Count the lines below that contain the word "Debates", and reply with only that number.

* begin *

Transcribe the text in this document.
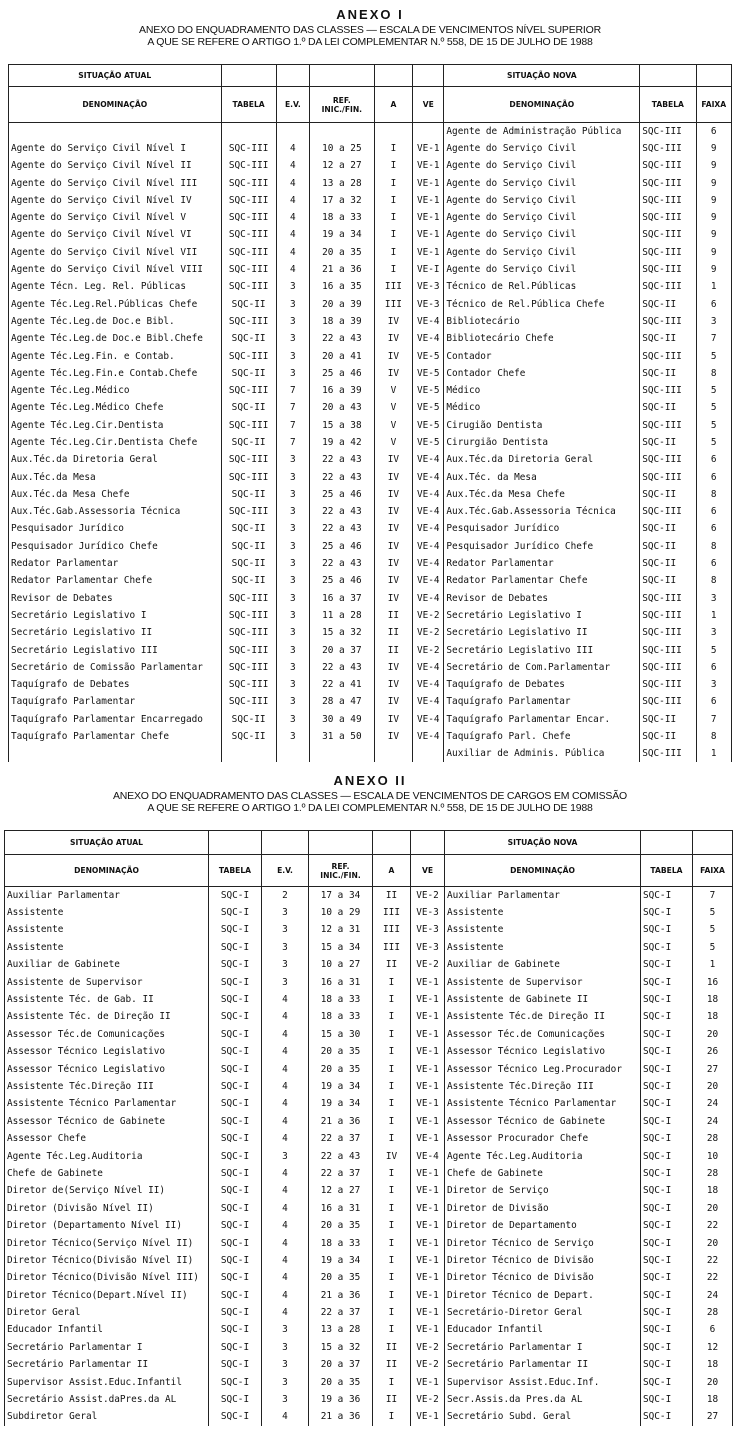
ANEXO I
ANEXO DO ENQUADRAMENTO DAS CLASSES — ESCALA DE VENCIMENTOS NÍVEL SUPERIOR
A QUE SE REFERE O ARTIGO 1.º DA LEI COMPLEMENTAR N.º 558, DE 15 DE JULHO DE 1988
SITUAÇÃO ATUAL						SITUAÇÃO NOVA		
DENOMINAÇÃO	TABELA	E.V.	REF.
INIC./FIN.	A	VE	DENOMINAÇÃO	TABELA	FAIXA
						Agente de Administração Pública	SQC-III	6
Agente do Serviço Civil Nível I	SQC-III	4	10 a 25	I	VE-1	Agente do Serviço Civil	SQC-III	9
Agente do Serviço Civil Nível II	SQC-III	4	12 a 27	I	VE-1	Agente do Serviço Civil	SQC-III	9
Agente do Serviço Civil Nível III	SQC-III	4	13 a 28	I	VE-1	Agente do Serviço Civil	SQC-III	9
Agente do Serviço Civil Nível IV	SQC-III	4	17 a 32	I	VE-1	Agente do Serviço Civil	SQC-III	9
Agente do Serviço Civil Nível V	SQC-III	4	18 a 33	I	VE-1	Agente do Serviço Civil	SQC-III	9
Agente do Serviço Civil Nível VI	SQC-III	4	19 a 34	I	VE-1	Agente do Serviço Civil	SQC-III	9
Agente do Serviço Civil Nível VII	SQC-III	4	20 a 35	I	VE-1	Agente do Serviço Civil	SQC-III	9
Agente do Serviço Civil Nível VIII	SQC-III	4	21 a 36	I	VE-I	Agente do Serviço Civil	SQC-III	9
Agente Técn. Leg. Rel. Públicas	SQC-III	3	16 a 35	III	VE-3	Técnico de Rel.Públicas	SQC-III	1
Agente Téc.Leg.Rel.Públicas Chefe	SQC-II	3	20 a 39	III	VE-3	Técnico de Rel.Pública Chefe	SQC-II	6
Agente Téc.Leg.de Doc.e Bibl.	SQC-III	3	18 a 39	IV	VE-4	Bibliotecário	SQC-III	3
Agente Téc.Leg.de Doc.e Bibl.Chefe	SQC-II	3	22 a 43	IV	VE-4	Bibliotecário Chefe	SQC-II	7
Agente Téc.Leg.Fin. e Contab.	SQC-III	3	20 a 41	IV	VE-5	Contador	SQC-III	5
Agente Téc.Leg.Fin.e Contab.Chefe	SQC-II	3	25 a 46	IV	VE-5	Contador Chefe	SQC-II	8
Agente Téc.Leg.Médico	SQC-III	7	16 a 39	V	VE-5	Médico	SQC-III	5
Agente Téc.Leg.Médico Chefe	SQC-II	7	20 a 43	V	VE-5	Médico	SQC-II	5
Agente Téc.Leg.Cir.Dentista	SQC-III	7	15 a 38	V	VE-5	Cirugião Dentista	SQC-III	5
Agente Téc.Leg.Cir.Dentista Chefe	SQC-II	7	19 a 42	V	VE-5	Cirurgião Dentista	SQC-II	5
Aux.Téc.da Diretoria Geral	SQC-III	3	22 a 43	IV	VE-4	Aux.Téc.da Diretoria Geral	SQC-III	6
Aux.Téc.da Mesa	SQC-III	3	22 a 43	IV	VE-4	Aux.Téc. da Mesa	SQC-III	6
Aux.Téc.da Mesa Chefe	SQC-II	3	25 a 46	IV	VE-4	Aux.Téc.da Mesa Chefe	SQC-II	8
Aux.Téc.Gab.Assessoria Técnica	SQC-III	3	22 a 43	IV	VE-4	Aux.Téc.Gab.Assessoria Técnica	SQC-III	6
Pesquisador Jurídico	SQC-II	3	22 a 43	IV	VE-4	Pesquisador Jurídico	SQC-II	6
Pesquisador Jurídico Chefe	SQC-II	3	25 a 46	IV	VE-4	Pesquisador Jurídico Chefe	SQC-II	8
Redator Parlamentar	SQC-II	3	22 a 43	IV	VE-4	Redator Parlamentar	SQC-II	6
Redator Parlamentar Chefe	SQC-II	3	25 a 46	IV	VE-4	Redator Parlamentar Chefe	SQC-II	8
Revisor de Debates	SQC-III	3	16 a 37	IV	VE-4	Revisor de Debates	SQC-III	3
Secretário Legislativo I	SQC-III	3	11 a 28	II	VE-2	Secretário Legislativo I	SQC-III	1
Secretário Legislativo II	SQC-III	3	15 a 32	II	VE-2	Secretário Legislativo II	SQC-III	3
Secretário Legislativo III	SQC-III	3	20 a 37	II	VE-2	Secretário Legislativo III	SQC-III	5
Secretário de Comissão Parlamentar	SQC-III	3	22 a 43	IV	VE-4	Secretário de Com.Parlamentar	SQC-III	6
Taquígrafo de Debates	SQC-III	3	22 a 41	IV	VE-4	Taquígrafo de Debates	SQC-III	3
Taquígrafo Parlamentar	SQC-III	3	28 a 47	IV	VE-4	Taquígrafo Parlamentar	SQC-III	6
Taquígrafo Parlamentar Encarregado	SQC-II	3	30 a 49	IV	VE-4	Taquígrafo Parlamentar Encar.	SQC-II	7
Taquígrafo Parlamentar Chefe	SQC-II	3	31 a 50	IV	VE-4	Taquígrafo Parl. Chefe	SQC-II	8
						Auxiliar de Adminis. Pública	SQC-III	1
ANEXO II
ANEXO DO ENQUADRAMENTO DAS CLASSES — ESCALA DE VENCIMENTOS DE CARGOS EM COMISSÃO
A QUE SE REFERE O ARTIGO 1.º DA LEI COMPLEMENTAR N.º 558, DE 15 DE JULHO DE 1988
SITUAÇÃO ATUAL						SITUAÇÃO NOVA		
DENOMINAÇÃO	TABELA	E.V.	REF.
INIC./FIN.	A	VE	DENOMINAÇÃO	TABELA	FAIXA
Auxiliar Parlamentar	SQC-I	2	17 a 34	II	VE-2	Auxiliar Parlamentar	SQC-I	7
Assistente	SQC-I	3	10 a 29	III	VE-3	Assistente	SQC-I	5
Assistente	SQC-I	3	12 a 31	III	VE-3	Assistente	SQC-I	5
Assistente	SQC-I	3	15 a 34	III	VE-3	Assistente	SQC-I	5
Auxiliar de Gabinete	SQC-I	3	10 a 27	II	VE-2	Auxiliar de Gabinete	SQC-I	1
Assistente de Supervisor	SQC-I	3	16 a 31	I	VE-1	Assistente de Supervisor	SQC-I	16
Assistente Téc. de Gab. II	SQC-I	4	18 a 33	I	VE-1	Assistente de Gabinete II	SQC-I	18
Assistente Téc. de Direção II	SQC-I	4	18 a 33	I	VE-1	Assistente Téc.de Direção II	SQC-I	18
Assessor Téc.de Comunicações	SQC-I	4	15 a 30	I	VE-1	Assessor Téc.de Comunicações	SQC-I	20
Assessor Técnico Legislativo	SQC-I	4	20 a 35	I	VE-1	Assessor Técnico Legislativo	SQC-I	26
Assessor Técnico Legislativo	SQC-I	4	20 a 35	I	VE-1	Assessor Técnico Leg.Procurador	SQC-I	27
Assistente Téc.Direção III	SQC-I	4	19 a 34	I	VE-1	Assistente Téc.Direção III	SQC-I	20
Assistente Técnico Parlamentar	SQC-I	4	19 a 34	I	VE-1	Assistente Técnico Parlamentar	SQC-I	24
Assessor Técnico de Gabinete	SQC-I	4	21 a 36	I	VE-1	Assessor Técnico de Gabinete	SQC-I	24
Assessor Chefe	SQC-I	4	22 a 37	I	VE-1	Assessor Procurador Chefe	SQC-I	28
Agente Téc.Leg.Auditoria	SQC-I	3	22 a 43	IV	VE-4	Agente Téc.Leg.Auditoria	SQC-I	10
Chefe de Gabinete	SQC-I	4	22 a 37	I	VE-1	Chefe de Gabinete	SQC-I	28
Diretor de(Serviço Nível II)	SQC-I	4	12 a 27	I	VE-1	Diretor de Serviço	SQC-I	18
Diretor (Divisão Nível II)	SQC-I	4	16 a 31	I	VE-1	Diretor de Divisão	SQC-I	20
Diretor (Departamento Nível II)	SQC-I	4	20 a 35	I	VE-1	Diretor de Departamento	SQC-I	22
Diretor Técnico(Serviço Nível II)	SQC-I	4	18 a 33	I	VE-1	Diretor Técnico de Serviço	SQC-I	20
Diretor Técnico(Divisão Nível II)	SQC-I	4	19 a 34	I	VE-1	Diretor Técnico de Divisão	SQC-I	22
Diretor Técnico(Divisão Nível III)	SQC-I	4	20 a 35	I	VE-1	Diretor Técnico de Divisão	SQC-I	22
Diretor Técnico(Depart.Nível II)	SQC-I	4	21 a 36	I	VE-1	Diretor Técnico de Depart.	SQC-I	24
Diretor Geral	SQC-I	4	22 a 37	I	VE-1	Secretário-Diretor Geral	SQC-I	28
Educador Infantil	SQC-I	3	13 a 28	I	VE-1	Educador Infantil	SQC-I	6
Secretário Parlamentar I	SQC-I	3	15 a 32	II	VE-2	Secretário Parlamentar I	SQC-I	12
Secretário Parlamentar II	SQC-I	3	20 a 37	II	VE-2	Secretário Parlamentar II	SQC-I	18
Supervisor Assist.Educ.Infantil	SQC-I	3	20 a 35	I	VE-1	Supervisor Assist.Educ.Inf.	SQC-I	20
Secretário Assist.daPres.da AL	SQC-I	3	19 a 36	II	VE-2	Secr.Assis.da Pres.da AL	SQC-I	18
Subdiretor Geral	SQC-I	4	21 a 36	I	VE-1	Secretário Subd. Geral	SQC-I	27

* end *

• [Answer in full] 2